[Data items]
[start]

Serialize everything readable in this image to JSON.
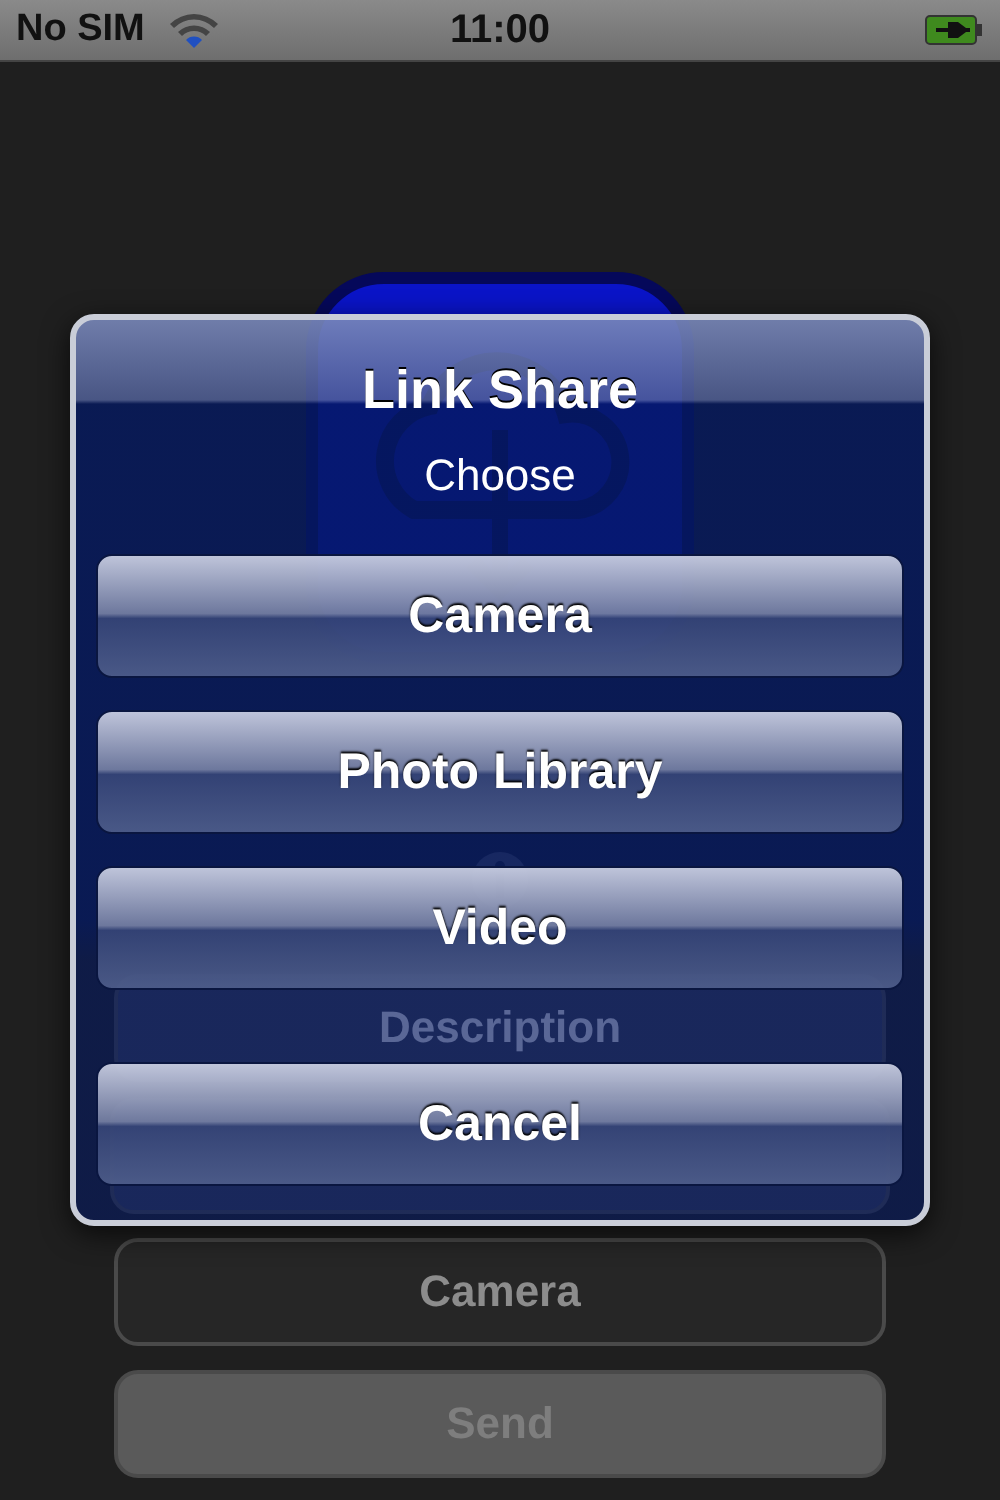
{
  "status_bar": {
    "carrier": "No SIM",
    "time": "11:00",
    "charging": true
  },
  "screen": {
    "buttons": [
      {
        "label": "Description",
        "kind": "behind"
      },
      {
        "kind": "behind"
      },
      {
        "label": "Camera",
        "kind": "plain",
        "disabled": false
      },
      {
        "label": "Send",
        "kind": "plain",
        "disabled": true
      }
    ]
  },
  "alert": {
    "title": "Link Share",
    "message": "Choose",
    "buttons": [
      {
        "label": "Camera"
      },
      {
        "label": "Photo Library"
      },
      {
        "label": "Video"
      },
      {
        "label": "Cancel",
        "kind": "cancel"
      }
    ]
  }
}
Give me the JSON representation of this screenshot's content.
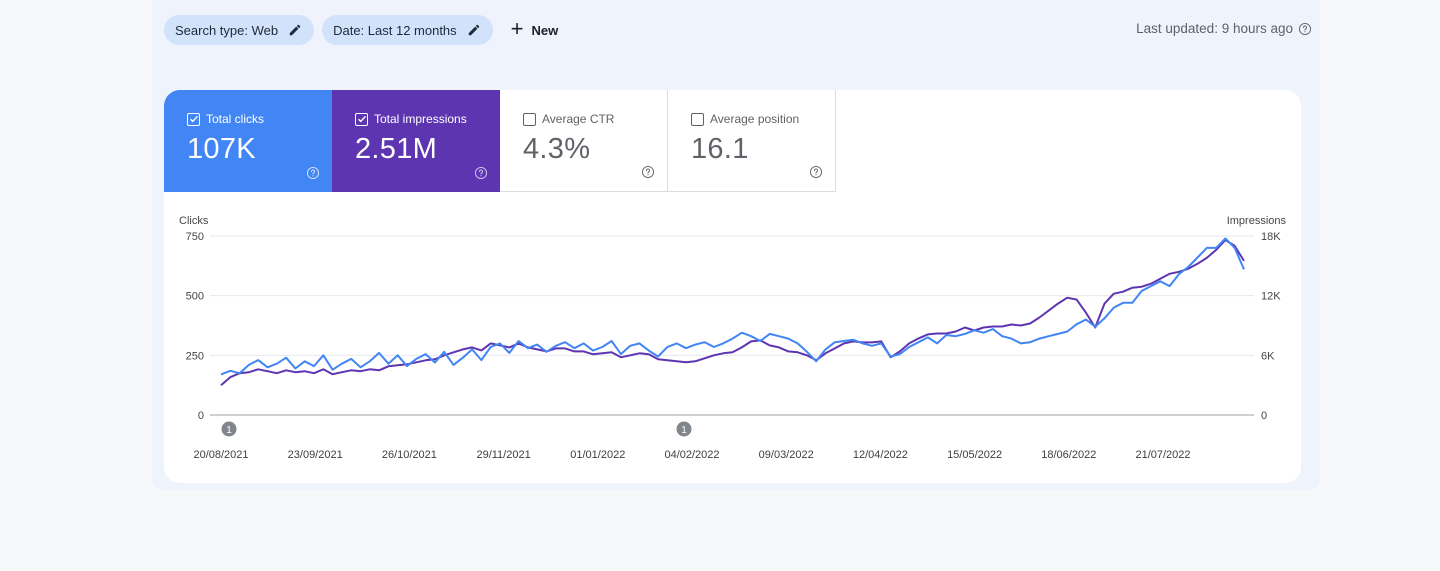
{
  "filters": {
    "search_type": "Search type: Web",
    "date_range": "Date: Last 12 months",
    "new_label": "New"
  },
  "last_updated": "Last updated: 9 hours ago",
  "metrics": [
    {
      "label": "Total clicks",
      "value": "107K",
      "checked": true
    },
    {
      "label": "Total impressions",
      "value": "2.51M",
      "checked": true
    },
    {
      "label": "Average CTR",
      "value": "4.3%",
      "checked": false
    },
    {
      "label": "Average position",
      "value": "16.1",
      "checked": false
    }
  ],
  "colors": {
    "clicks": "#4285f4",
    "impressions": "#5e35b1",
    "panel": "#eef3fc",
    "chip": "#d3e2fb"
  },
  "chart_data": {
    "type": "line",
    "left_axis_label": "Clicks",
    "right_axis_label": "Impressions",
    "left_ticks": [
      "750",
      "500",
      "250",
      "0"
    ],
    "right_ticks": [
      "18K",
      "12K",
      "6K",
      "0"
    ],
    "left_ylim": [
      0,
      750
    ],
    "right_ylim": [
      0,
      18000
    ],
    "x_tick_labels": [
      "20/08/2021",
      "23/09/2021",
      "26/10/2021",
      "29/11/2021",
      "01/01/2022",
      "04/02/2022",
      "09/03/2022",
      "12/04/2022",
      "15/05/2022",
      "18/06/2022",
      "21/07/2022"
    ],
    "grid": true,
    "annotations": [
      {
        "label": "1",
        "date": "20/08/2021"
      },
      {
        "label": "1",
        "date": "04/02/2022"
      }
    ],
    "series": [
      {
        "name": "Total clicks",
        "axis": "left",
        "color": "#4285f4",
        "values": [
          170,
          185,
          175,
          210,
          230,
          200,
          215,
          240,
          195,
          225,
          205,
          250,
          190,
          215,
          235,
          200,
          225,
          260,
          215,
          250,
          205,
          235,
          255,
          220,
          265,
          210,
          240,
          275,
          230,
          285,
          300,
          260,
          310,
          280,
          295,
          265,
          290,
          305,
          280,
          300,
          270,
          285,
          310,
          255,
          290,
          300,
          270,
          245,
          285,
          300,
          280,
          295,
          305,
          285,
          300,
          320,
          345,
          330,
          310,
          340,
          330,
          320,
          300,
          265,
          225,
          275,
          305,
          310,
          315,
          300,
          290,
          300,
          245,
          255,
          285,
          305,
          325,
          300,
          335,
          330,
          340,
          355,
          345,
          360,
          330,
          320,
          300,
          305,
          320,
          330,
          340,
          350,
          380,
          400,
          370,
          405,
          450,
          470,
          470,
          520,
          540,
          560,
          540,
          590,
          620,
          660,
          700,
          700,
          740,
          700,
          610
        ]
      },
      {
        "name": "Total impressions",
        "axis": "right",
        "color": "#5e35b1",
        "values": [
          3000,
          3800,
          4200,
          4300,
          4600,
          4400,
          4200,
          4500,
          4300,
          4400,
          4200,
          4600,
          4100,
          4300,
          4500,
          4400,
          4600,
          4500,
          4900,
          5000,
          5100,
          5300,
          5500,
          5600,
          6000,
          6300,
          6600,
          6800,
          6500,
          7200,
          7000,
          6800,
          7200,
          6800,
          6600,
          6400,
          6700,
          6700,
          6400,
          6400,
          6100,
          6200,
          6300,
          5800,
          6000,
          6200,
          6100,
          5600,
          5500,
          5400,
          5300,
          5400,
          5700,
          6000,
          6200,
          6300,
          6800,
          7400,
          7500,
          7000,
          6800,
          6400,
          6300,
          6000,
          5500,
          6200,
          6700,
          7200,
          7400,
          7300,
          7300,
          7400,
          5800,
          6400,
          7200,
          7700,
          8100,
          8200,
          8200,
          8400,
          8800,
          8500,
          8800,
          8900,
          8900,
          9100,
          9000,
          9200,
          9800,
          10500,
          11200,
          11800,
          11600,
          10300,
          8800,
          11200,
          12200,
          12400,
          12800,
          12900,
          13200,
          13700,
          14200,
          14400,
          14700,
          15200,
          15800,
          16600,
          17600,
          17000,
          15500
        ]
      }
    ]
  }
}
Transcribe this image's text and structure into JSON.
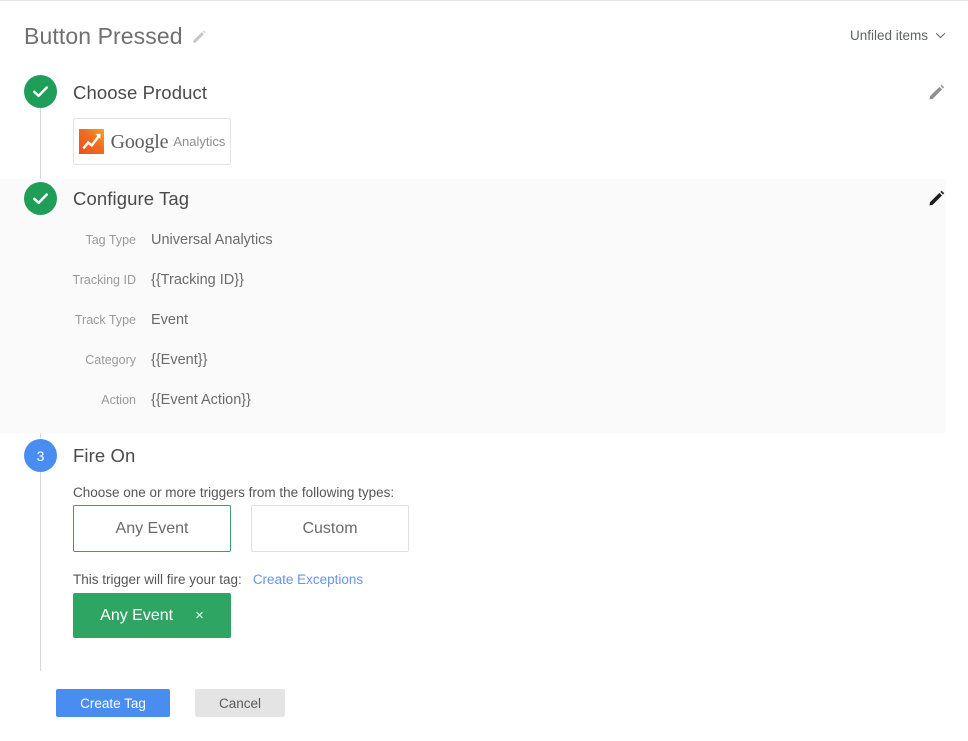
{
  "header": {
    "title": "Button Pressed",
    "title_edit_icon": "pencil-icon",
    "workspace_label": "Unfiled items",
    "workspace_caret_icon": "chevron-down-icon"
  },
  "steps": [
    {
      "id": "choose-product",
      "badge": "check-icon",
      "badge_state": "done",
      "title": "Choose Product",
      "edit_icon": "pencil-icon"
    },
    {
      "id": "configure-tag",
      "badge": "check-icon",
      "badge_state": "done",
      "title": "Configure Tag",
      "edit_icon": "pencil-icon"
    },
    {
      "id": "fire-on",
      "badge": "3",
      "badge_state": "active",
      "title": "Fire On"
    }
  ],
  "product": {
    "logo_icon": "google-analytics-icon",
    "brand": "Google",
    "name": "Analytics"
  },
  "configure_tag": {
    "rows": [
      {
        "label": "Tag Type",
        "value": "Universal Analytics"
      },
      {
        "label": "Tracking ID",
        "value": "{{Tracking ID}}"
      },
      {
        "label": "Track Type",
        "value": "Event"
      },
      {
        "label": "Category",
        "value": "{{Event}}"
      },
      {
        "label": "Action",
        "value": "{{Event Action}}"
      }
    ]
  },
  "fire_on": {
    "hint": "Choose one or more triggers from the following types:",
    "trigger_types": [
      {
        "label": "Any Event",
        "selected": true
      },
      {
        "label": "Custom",
        "selected": false
      }
    ],
    "note": "This trigger will fire your tag:",
    "exceptions_link": "Create Exceptions",
    "selected_trigger": {
      "label": "Any Event",
      "remove_icon": "close-icon",
      "remove_glyph": "×"
    }
  },
  "actions": {
    "primary": "Create Tag",
    "secondary": "Cancel"
  },
  "colors": {
    "done_green": "#1e9e58",
    "active_blue": "#4a8df0",
    "chip_green": "#2fa563",
    "link_blue": "#6a93e8",
    "panel_grey": "#fafafa"
  }
}
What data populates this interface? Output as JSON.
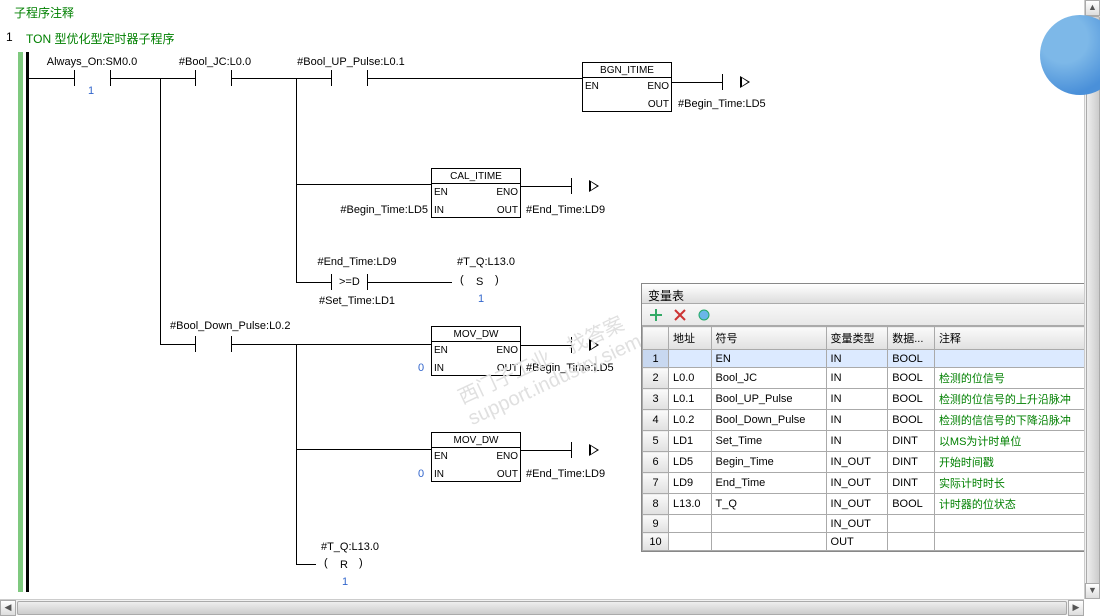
{
  "header_comment": "子程序注释",
  "net_number": "1",
  "sub_comment": "TON 型优化型定时器子程序",
  "contacts": {
    "always_on": "Always_On:SM0.0",
    "bool_jc": "#Bool_JC:L0.0",
    "bool_up_pulse": "#Bool_UP_Pulse:L0.1",
    "bool_down_pulse": "#Bool_Down_Pulse:L0.2"
  },
  "blocks": {
    "bgn_itime": {
      "title": "BGN_ITIME",
      "en": "EN",
      "eno": "ENO",
      "out": "OUT",
      "out_val": "#Begin_Time:LD5"
    },
    "cal_itime": {
      "title": "CAL_ITIME",
      "en": "EN",
      "eno": "ENO",
      "in": "IN",
      "out": "OUT",
      "in_val": "#Begin_Time:LD5",
      "out_val": "#End_Time:LD9"
    },
    "compare": {
      "top": "#End_Time:LD9",
      "op": ">=D",
      "bot": "#Set_Time:LD1"
    },
    "coil_s": {
      "label": "#T_Q:L13.0",
      "type": "S",
      "count": "1"
    },
    "mov1": {
      "title": "MOV_DW",
      "en": "EN",
      "eno": "ENO",
      "in": "IN",
      "out": "OUT",
      "in_val": "0",
      "out_val": "#Begin_Time:LD5"
    },
    "mov2": {
      "title": "MOV_DW",
      "en": "EN",
      "eno": "ENO",
      "in": "IN",
      "out": "OUT",
      "in_val": "0",
      "out_val": "#End_Time:LD9"
    },
    "coil_r": {
      "label": "#T_Q:L13.0",
      "type": "R",
      "count": "1"
    }
  },
  "one_glyph": "1",
  "vartable": {
    "title": "变量表",
    "headers": {
      "addr": "地址",
      "symbol": "符号",
      "vartype": "变量类型",
      "datatype": "数据...",
      "comment": "注释"
    },
    "rows": [
      {
        "n": "1",
        "addr": "",
        "sym": "EN",
        "vt": "IN",
        "dt": "BOOL",
        "c": ""
      },
      {
        "n": "2",
        "addr": "L0.0",
        "sym": "Bool_JC",
        "vt": "IN",
        "dt": "BOOL",
        "c": "检测的位信号"
      },
      {
        "n": "3",
        "addr": "L0.1",
        "sym": "Bool_UP_Pulse",
        "vt": "IN",
        "dt": "BOOL",
        "c": "检测的位信号的上升沿脉冲"
      },
      {
        "n": "4",
        "addr": "L0.2",
        "sym": "Bool_Down_Pulse",
        "vt": "IN",
        "dt": "BOOL",
        "c": "检测的信信号的下降沿脉冲"
      },
      {
        "n": "5",
        "addr": "LD1",
        "sym": "Set_Time",
        "vt": "IN",
        "dt": "DINT",
        "c": "以MS为计时单位"
      },
      {
        "n": "6",
        "addr": "LD5",
        "sym": "Begin_Time",
        "vt": "IN_OUT",
        "dt": "DINT",
        "c": "开始时间戳"
      },
      {
        "n": "7",
        "addr": "LD9",
        "sym": "End_Time",
        "vt": "IN_OUT",
        "dt": "DINT",
        "c": "实际计时时长"
      },
      {
        "n": "8",
        "addr": "L13.0",
        "sym": "T_Q",
        "vt": "IN_OUT",
        "dt": "BOOL",
        "c": "计时器的位状态"
      },
      {
        "n": "9",
        "addr": "",
        "sym": "",
        "vt": "IN_OUT",
        "dt": "",
        "c": ""
      },
      {
        "n": "10",
        "addr": "",
        "sym": "",
        "vt": "OUT",
        "dt": "",
        "c": ""
      }
    ]
  }
}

[end]

EXERCISE DETAILS >> Locate all lines that include the word "true" and copy them out.

RESULT >>
    "charging": true
        "disabled": true
      "checked": true
      "checked": true
    "grid": true,
        "selected": true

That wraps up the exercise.